▶ EXERCISE DETAILS
Below is a set of records; restate each one word for word.

▶ INFORMATION PROVIDED
———
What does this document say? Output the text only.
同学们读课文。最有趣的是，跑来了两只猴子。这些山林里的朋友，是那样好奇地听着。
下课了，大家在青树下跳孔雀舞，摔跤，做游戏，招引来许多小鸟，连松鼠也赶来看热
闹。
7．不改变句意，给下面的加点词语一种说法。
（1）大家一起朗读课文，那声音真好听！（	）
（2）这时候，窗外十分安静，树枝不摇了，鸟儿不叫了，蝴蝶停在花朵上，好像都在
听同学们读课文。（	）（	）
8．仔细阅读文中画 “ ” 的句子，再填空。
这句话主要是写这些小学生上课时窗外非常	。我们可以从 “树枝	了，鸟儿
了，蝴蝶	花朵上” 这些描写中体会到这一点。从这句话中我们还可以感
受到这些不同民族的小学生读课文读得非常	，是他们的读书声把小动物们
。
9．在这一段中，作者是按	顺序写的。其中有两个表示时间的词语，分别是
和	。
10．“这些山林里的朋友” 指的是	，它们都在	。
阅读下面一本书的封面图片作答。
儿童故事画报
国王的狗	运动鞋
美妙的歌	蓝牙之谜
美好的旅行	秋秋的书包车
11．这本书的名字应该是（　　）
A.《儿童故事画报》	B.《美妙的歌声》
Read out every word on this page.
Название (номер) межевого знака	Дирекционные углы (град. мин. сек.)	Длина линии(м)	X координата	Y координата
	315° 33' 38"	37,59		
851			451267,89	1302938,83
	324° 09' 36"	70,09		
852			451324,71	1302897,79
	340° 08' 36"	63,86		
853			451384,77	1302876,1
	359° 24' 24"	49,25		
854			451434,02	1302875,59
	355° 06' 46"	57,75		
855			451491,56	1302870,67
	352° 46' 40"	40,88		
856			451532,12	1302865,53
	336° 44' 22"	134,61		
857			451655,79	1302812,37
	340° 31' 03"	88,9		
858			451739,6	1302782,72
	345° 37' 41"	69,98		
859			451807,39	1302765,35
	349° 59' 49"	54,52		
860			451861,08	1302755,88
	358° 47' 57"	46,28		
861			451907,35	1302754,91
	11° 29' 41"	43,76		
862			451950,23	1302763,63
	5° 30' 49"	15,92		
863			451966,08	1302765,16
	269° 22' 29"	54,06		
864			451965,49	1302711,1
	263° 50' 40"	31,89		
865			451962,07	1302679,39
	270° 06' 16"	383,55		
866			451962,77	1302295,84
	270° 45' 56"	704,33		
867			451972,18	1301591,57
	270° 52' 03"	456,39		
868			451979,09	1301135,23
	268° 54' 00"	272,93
———
▶ REPLY
What does this document say? Output the text only.
同学们读课文。最有趣的是，跑来了两只猴子。这些山林里的朋友，是那样好奇地听着。
下课了，大家在青树下跳孔雀舞，摔跤，做游戏，招引来许多小鸟，连松鼠也赶来看热
闹。
7．不改变句意，给下面的加点词语一种说法。
（1）大家一起朗读课文，那声音真好听！（	）
（2）这时候，窗外十分安静，树枝不摇了，鸟儿不叫了，蝴蝶停在花朵上，好像都在
听同学们读课文。（	）（	）
8．仔细阅读文中画 “ ” 的句子，再填空。
这句话主要是写这些小学生上课时窗外非常	。我们可以从 “树枝	了，鸟儿
了，蝴蝶	花朵上” 这些描写中体会到这一点。从这句话中我们还可以感
受到这些不同民族的小学生读课文读得非常	，是他们的读书声把小动物们
。
9．在这一段中，作者是按	顺序写的。其中有两个表示时间的词语，分别是
和	。
10．“这些山林里的朋友” 指的是	，它们都在	。
阅读下面一本书的封面图片作答。
儿童故事画报
国王的狗	运动鞋
美妙的歌	蓝牙之谜
美好的旅行	秋秋的书包车
11．这本书的名字应该是（　　）
A.《儿童故事画报》	B.《美妙的歌声》
Read out every word on this page.
Название (номер) межевого знака	Дирекционные углы (град. мин. сек.)	Длина линии(м)	X координата	Y координата
	315° 33' 38"	37,59		
851			451267,89	1302938,83
	324° 09' 36"	70,09		
852			451324,71	1302897,79
	340° 08' 36"	63,86		
853			451384,77	1302876,1
	359° 24' 24"	49,25		
854			451434,02	1302875,59
	355° 06' 46"	57,75		
855			451491,56	1302870,67
	352° 46' 40"	40,88		
856			451532,12	1302865,53
	336° 44' 22"	134,61		
857			451655,79	1302812,37
	340° 31' 03"	88,9		
858			451739,6	1302782,72
	345° 37' 41"	69,98		
859			451807,39	1302765,35
	349° 59' 49"	54,52		
860			451861,08	1302755,88
	358° 47' 57"	46,28		
861			451907,35	1302754,91
	11° 29' 41"	43,76		
862			451950,23	1302763,63
	5° 30' 49"	15,92		
863			451966,08	1302765,16
	269° 22' 29"	54,06		
864			451965,49	1302711,1
	263° 50' 40"	31,89		
865			451962,07	1302679,39
	270° 06' 16"	383,55		
866			451962,77	1302295,84
	270° 45' 56"	704,33		
867			451972,18	1301591,57
	270° 52' 03"	456,39		
868			451979,09	1301135,23
	268° 54' 00"	272,93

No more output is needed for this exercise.